------ Records to use

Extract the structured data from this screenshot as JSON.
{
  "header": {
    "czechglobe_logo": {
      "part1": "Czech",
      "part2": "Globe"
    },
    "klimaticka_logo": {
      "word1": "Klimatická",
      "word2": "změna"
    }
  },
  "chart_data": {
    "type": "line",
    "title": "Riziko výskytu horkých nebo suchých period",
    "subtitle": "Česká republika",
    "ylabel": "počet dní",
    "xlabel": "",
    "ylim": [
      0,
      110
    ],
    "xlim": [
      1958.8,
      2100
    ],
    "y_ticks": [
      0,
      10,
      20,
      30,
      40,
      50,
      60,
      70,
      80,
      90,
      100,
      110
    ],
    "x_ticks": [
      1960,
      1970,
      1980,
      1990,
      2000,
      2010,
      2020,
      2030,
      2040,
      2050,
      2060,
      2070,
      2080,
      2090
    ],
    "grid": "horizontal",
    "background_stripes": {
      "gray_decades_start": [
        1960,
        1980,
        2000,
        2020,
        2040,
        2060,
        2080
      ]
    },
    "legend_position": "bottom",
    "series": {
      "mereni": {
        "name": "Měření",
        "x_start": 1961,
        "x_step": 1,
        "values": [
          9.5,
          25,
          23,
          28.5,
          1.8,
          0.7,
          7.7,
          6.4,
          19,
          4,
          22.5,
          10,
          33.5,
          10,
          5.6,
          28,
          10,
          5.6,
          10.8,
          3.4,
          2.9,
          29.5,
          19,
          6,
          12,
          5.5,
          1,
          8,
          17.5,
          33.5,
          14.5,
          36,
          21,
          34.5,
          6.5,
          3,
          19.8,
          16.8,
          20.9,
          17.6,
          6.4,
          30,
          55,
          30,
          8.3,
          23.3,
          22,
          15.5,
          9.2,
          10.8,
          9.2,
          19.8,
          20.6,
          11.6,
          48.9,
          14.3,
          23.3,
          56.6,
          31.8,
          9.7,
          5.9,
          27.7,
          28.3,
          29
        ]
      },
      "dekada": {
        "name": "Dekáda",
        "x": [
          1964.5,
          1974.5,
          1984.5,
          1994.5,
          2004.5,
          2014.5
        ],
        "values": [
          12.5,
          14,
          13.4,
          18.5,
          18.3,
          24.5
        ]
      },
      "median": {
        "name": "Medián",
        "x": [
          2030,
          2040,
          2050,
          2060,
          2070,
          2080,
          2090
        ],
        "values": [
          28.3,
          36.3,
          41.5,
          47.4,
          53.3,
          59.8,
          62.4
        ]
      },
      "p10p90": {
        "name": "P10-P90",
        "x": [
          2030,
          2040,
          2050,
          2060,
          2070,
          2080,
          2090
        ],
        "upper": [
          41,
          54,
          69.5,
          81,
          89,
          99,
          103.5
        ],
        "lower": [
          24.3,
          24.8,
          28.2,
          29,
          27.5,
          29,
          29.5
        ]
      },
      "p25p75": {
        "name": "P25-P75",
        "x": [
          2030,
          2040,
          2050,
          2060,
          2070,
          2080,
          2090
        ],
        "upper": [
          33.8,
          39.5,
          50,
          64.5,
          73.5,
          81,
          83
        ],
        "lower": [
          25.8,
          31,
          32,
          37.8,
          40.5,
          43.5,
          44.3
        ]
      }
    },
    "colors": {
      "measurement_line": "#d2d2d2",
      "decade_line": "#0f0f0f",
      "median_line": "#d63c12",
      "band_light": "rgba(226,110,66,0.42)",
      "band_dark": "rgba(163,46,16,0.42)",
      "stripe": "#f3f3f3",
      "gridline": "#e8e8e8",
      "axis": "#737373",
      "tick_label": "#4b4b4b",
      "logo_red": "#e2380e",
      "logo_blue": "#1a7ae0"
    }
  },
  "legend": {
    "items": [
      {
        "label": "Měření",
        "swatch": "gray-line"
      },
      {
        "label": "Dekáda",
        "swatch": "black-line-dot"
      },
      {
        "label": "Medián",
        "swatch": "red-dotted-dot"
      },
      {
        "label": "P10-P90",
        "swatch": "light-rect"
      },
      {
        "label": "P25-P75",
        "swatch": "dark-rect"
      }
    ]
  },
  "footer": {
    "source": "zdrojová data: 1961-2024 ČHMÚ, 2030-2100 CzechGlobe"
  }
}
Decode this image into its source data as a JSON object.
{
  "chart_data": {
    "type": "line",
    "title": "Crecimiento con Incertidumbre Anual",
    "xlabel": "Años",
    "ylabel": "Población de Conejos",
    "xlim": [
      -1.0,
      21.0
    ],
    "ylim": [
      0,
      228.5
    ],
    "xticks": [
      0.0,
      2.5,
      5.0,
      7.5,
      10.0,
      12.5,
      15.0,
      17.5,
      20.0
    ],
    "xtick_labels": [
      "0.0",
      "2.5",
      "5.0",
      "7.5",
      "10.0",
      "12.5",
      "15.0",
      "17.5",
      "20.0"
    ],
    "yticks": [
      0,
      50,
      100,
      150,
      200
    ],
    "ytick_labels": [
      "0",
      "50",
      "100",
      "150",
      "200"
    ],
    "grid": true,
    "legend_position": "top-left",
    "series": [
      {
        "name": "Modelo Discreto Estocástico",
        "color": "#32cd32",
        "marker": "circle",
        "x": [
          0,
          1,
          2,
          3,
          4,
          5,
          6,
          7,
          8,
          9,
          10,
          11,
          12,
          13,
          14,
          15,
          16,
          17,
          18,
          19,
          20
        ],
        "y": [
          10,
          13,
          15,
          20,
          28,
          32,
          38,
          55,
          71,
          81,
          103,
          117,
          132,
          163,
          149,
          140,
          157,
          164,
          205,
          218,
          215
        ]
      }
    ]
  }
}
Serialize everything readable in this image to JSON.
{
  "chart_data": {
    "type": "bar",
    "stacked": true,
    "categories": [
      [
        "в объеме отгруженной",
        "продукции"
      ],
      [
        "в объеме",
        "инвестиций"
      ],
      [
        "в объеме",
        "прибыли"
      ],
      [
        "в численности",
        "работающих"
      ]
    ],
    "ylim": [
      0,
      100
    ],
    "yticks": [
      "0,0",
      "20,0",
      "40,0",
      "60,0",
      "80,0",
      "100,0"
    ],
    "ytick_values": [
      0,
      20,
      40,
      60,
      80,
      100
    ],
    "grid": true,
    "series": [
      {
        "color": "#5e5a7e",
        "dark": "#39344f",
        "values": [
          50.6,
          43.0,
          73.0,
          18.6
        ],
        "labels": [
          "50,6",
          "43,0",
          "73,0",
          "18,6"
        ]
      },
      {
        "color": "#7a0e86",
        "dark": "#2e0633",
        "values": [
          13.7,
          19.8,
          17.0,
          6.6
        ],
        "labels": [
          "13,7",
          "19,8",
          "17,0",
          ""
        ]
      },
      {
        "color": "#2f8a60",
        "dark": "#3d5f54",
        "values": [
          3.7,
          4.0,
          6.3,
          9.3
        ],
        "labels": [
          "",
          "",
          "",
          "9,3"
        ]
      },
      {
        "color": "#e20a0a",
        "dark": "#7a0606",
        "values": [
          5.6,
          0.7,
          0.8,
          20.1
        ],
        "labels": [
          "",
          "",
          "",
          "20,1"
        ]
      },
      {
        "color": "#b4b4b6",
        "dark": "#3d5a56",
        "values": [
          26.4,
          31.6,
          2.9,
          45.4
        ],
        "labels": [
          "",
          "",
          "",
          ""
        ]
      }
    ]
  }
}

------------

Exercise instructions: Please quote the records above exactly, without skipping a line.

Final result:
Extract the structured data from this screenshot as JSON.
{
  "header": {
    "czechglobe_logo": {
      "part1": "Czech",
      "part2": "Globe"
    },
    "klimaticka_logo": {
      "word1": "Klimatická",
      "word2": "změna"
    }
  },
  "chart_data": {
    "type": "line",
    "title": "Riziko výskytu horkých nebo suchých period",
    "subtitle": "Česká republika",
    "ylabel": "počet dní",
    "xlabel": "",
    "ylim": [
      0,
      110
    ],
    "xlim": [
      1958.8,
      2100
    ],
    "y_ticks": [
      0,
      10,
      20,
      30,
      40,
      50,
      60,
      70,
      80,
      90,
      100,
      110
    ],
    "x_ticks": [
      1960,
      1970,
      1980,
      1990,
      2000,
      2010,
      2020,
      2030,
      2040,
      2050,
      2060,
      2070,
      2080,
      2090
    ],
    "grid": "horizontal",
    "background_stripes": {
      "gray_decades_start": [
        1960,
        1980,
        2000,
        2020,
        2040,
        2060,
        2080
      ]
    },
    "legend_position": "bottom",
    "series": {
      "mereni": {
        "name": "Měření",
        "x_start": 1961,
        "x_step": 1,
        "values": [
          9.5,
          25,
          23,
          28.5,
          1.8,
          0.7,
          7.7,
          6.4,
          19,
          4,
          22.5,
          10,
          33.5,
          10,
          5.6,
          28,
          10,
          5.6,
          10.8,
          3.4,
          2.9,
          29.5,
          19,
          6,
          12,
          5.5,
          1,
          8,
          17.5,
          33.5,
          14.5,
          36,
          21,
          34.5,
          6.5,
          3,
          19.8,
          16.8,
          20.9,
          17.6,
          6.4,
          30,
          55,
          30,
          8.3,
          23.3,
          22,
          15.5,
          9.2,
          10.8,
          9.2,
          19.8,
          20.6,
          11.6,
          48.9,
          14.3,
          23.3,
          56.6,
          31.8,
          9.7,
          5.9,
          27.7,
          28.3,
          29
        ]
      },
      "dekada": {
        "name": "Dekáda",
        "x": [
          1964.5,
          1974.5,
          1984.5,
          1994.5,
          2004.5,
          2014.5
        ],
        "values": [
          12.5,
          14,
          13.4,
          18.5,
          18.3,
          24.5
        ]
      },
      "median": {
        "name": "Medián",
        "x": [
          2030,
          2040,
          2050,
          2060,
          2070,
          2080,
          2090
        ],
        "values": [
          28.3,
          36.3,
          41.5,
          47.4,
          53.3,
          59.8,
          62.4
        ]
      },
      "p10p90": {
        "name": "P10-P90",
        "x": [
          2030,
          2040,
          2050,
          2060,
          2070,
          2080,
          2090
        ],
        "upper": [
          41,
          54,
          69.5,
          81,
          89,
          99,
          103.5
        ],
        "lower": [
          24.3,
          24.8,
          28.2,
          29,
          27.5,
          29,
          29.5
        ]
      },
      "p25p75": {
        "name": "P25-P75",
        "x": [
          2030,
          2040,
          2050,
          2060,
          2070,
          2080,
          2090
        ],
        "upper": [
          33.8,
          39.5,
          50,
          64.5,
          73.5,
          81,
          83
        ],
        "lower": [
          25.8,
          31,
          32,
          37.8,
          40.5,
          43.5,
          44.3
        ]
      }
    },
    "colors": {
      "measurement_line": "#d2d2d2",
      "decade_line": "#0f0f0f",
      "median_line": "#d63c12",
      "band_light": "rgba(226,110,66,0.42)",
      "band_dark": "rgba(163,46,16,0.42)",
      "stripe": "#f3f3f3",
      "gridline": "#e8e8e8",
      "axis": "#737373",
      "tick_label": "#4b4b4b",
      "logo_red": "#e2380e",
      "logo_blue": "#1a7ae0"
    }
  },
  "legend": {
    "items": [
      {
        "label": "Měření",
        "swatch": "gray-line"
      },
      {
        "label": "Dekáda",
        "swatch": "black-line-dot"
      },
      {
        "label": "Medián",
        "swatch": "red-dotted-dot"
      },
      {
        "label": "P10-P90",
        "swatch": "light-rect"
      },
      {
        "label": "P25-P75",
        "swatch": "dark-rect"
      }
    ]
  },
  "footer": {
    "source": "zdrojová data: 1961-2024 ČHMÚ, 2030-2100 CzechGlobe"
  }
}
Decode this image into its source data as a JSON object.
{
  "chart_data": {
    "type": "line",
    "title": "Crecimiento con Incertidumbre Anual",
    "xlabel": "Años",
    "ylabel": "Población de Conejos",
    "xlim": [
      -1.0,
      21.0
    ],
    "ylim": [
      0,
      228.5
    ],
    "xticks": [
      0.0,
      2.5,
      5.0,
      7.5,
      10.0,
      12.5,
      15.0,
      17.5,
      20.0
    ],
    "xtick_labels": [
      "0.0",
      "2.5",
      "5.0",
      "7.5",
      "10.0",
      "12.5",
      "15.0",
      "17.5",
      "20.0"
    ],
    "yticks": [
      0,
      50,
      100,
      150,
      200
    ],
    "ytick_labels": [
      "0",
      "50",
      "100",
      "150",
      "200"
    ],
    "grid": true,
    "legend_position": "top-left",
    "series": [
      {
        "name": "Modelo Discreto Estocástico",
        "color": "#32cd32",
        "marker": "circle",
        "x": [
          0,
          1,
          2,
          3,
          4,
          5,
          6,
          7,
          8,
          9,
          10,
          11,
          12,
          13,
          14,
          15,
          16,
          17,
          18,
          19,
          20
        ],
        "y": [
          10,
          13,
          15,
          20,
          28,
          32,
          38,
          55,
          71,
          81,
          103,
          117,
          132,
          163,
          149,
          140,
          157,
          164,
          205,
          218,
          215
        ]
      }
    ]
  }
}
Serialize everything readable in this image to JSON.
{
  "chart_data": {
    "type": "bar",
    "stacked": true,
    "categories": [
      [
        "в объеме отгруженной",
        "продукции"
      ],
      [
        "в объеме",
        "инвестиций"
      ],
      [
        "в объеме",
        "прибыли"
      ],
      [
        "в численности",
        "работающих"
      ]
    ],
    "ylim": [
      0,
      100
    ],
    "yticks": [
      "0,0",
      "20,0",
      "40,0",
      "60,0",
      "80,0",
      "100,0"
    ],
    "ytick_values": [
      0,
      20,
      40,
      60,
      80,
      100
    ],
    "grid": true,
    "series": [
      {
        "color": "#5e5a7e",
        "dark": "#39344f",
        "values": [
          50.6,
          43.0,
          73.0,
          18.6
        ],
        "labels": [
          "50,6",
          "43,0",
          "73,0",
          "18,6"
        ]
      },
      {
        "color": "#7a0e86",
        "dark": "#2e0633",
        "values": [
          13.7,
          19.8,
          17.0,
          6.6
        ],
        "labels": [
          "13,7",
          "19,8",
          "17,0",
          ""
        ]
      },
      {
        "color": "#2f8a60",
        "dark": "#3d5f54",
        "values": [
          3.7,
          4.0,
          6.3,
          9.3
        ],
        "labels": [
          "",
          "",
          "",
          "9,3"
        ]
      },
      {
        "color": "#e20a0a",
        "dark": "#7a0606",
        "values": [
          5.6,
          0.7,
          0.8,
          20.1
        ],
        "labels": [
          "",
          "",
          "",
          "20,1"
        ]
      },
      {
        "color": "#b4b4b6",
        "dark": "#3d5a56",
        "values": [
          26.4,
          31.6,
          2.9,
          45.4
        ],
        "labels": [
          "",
          "",
          "",
          ""
        ]
      }
    ]
  }
}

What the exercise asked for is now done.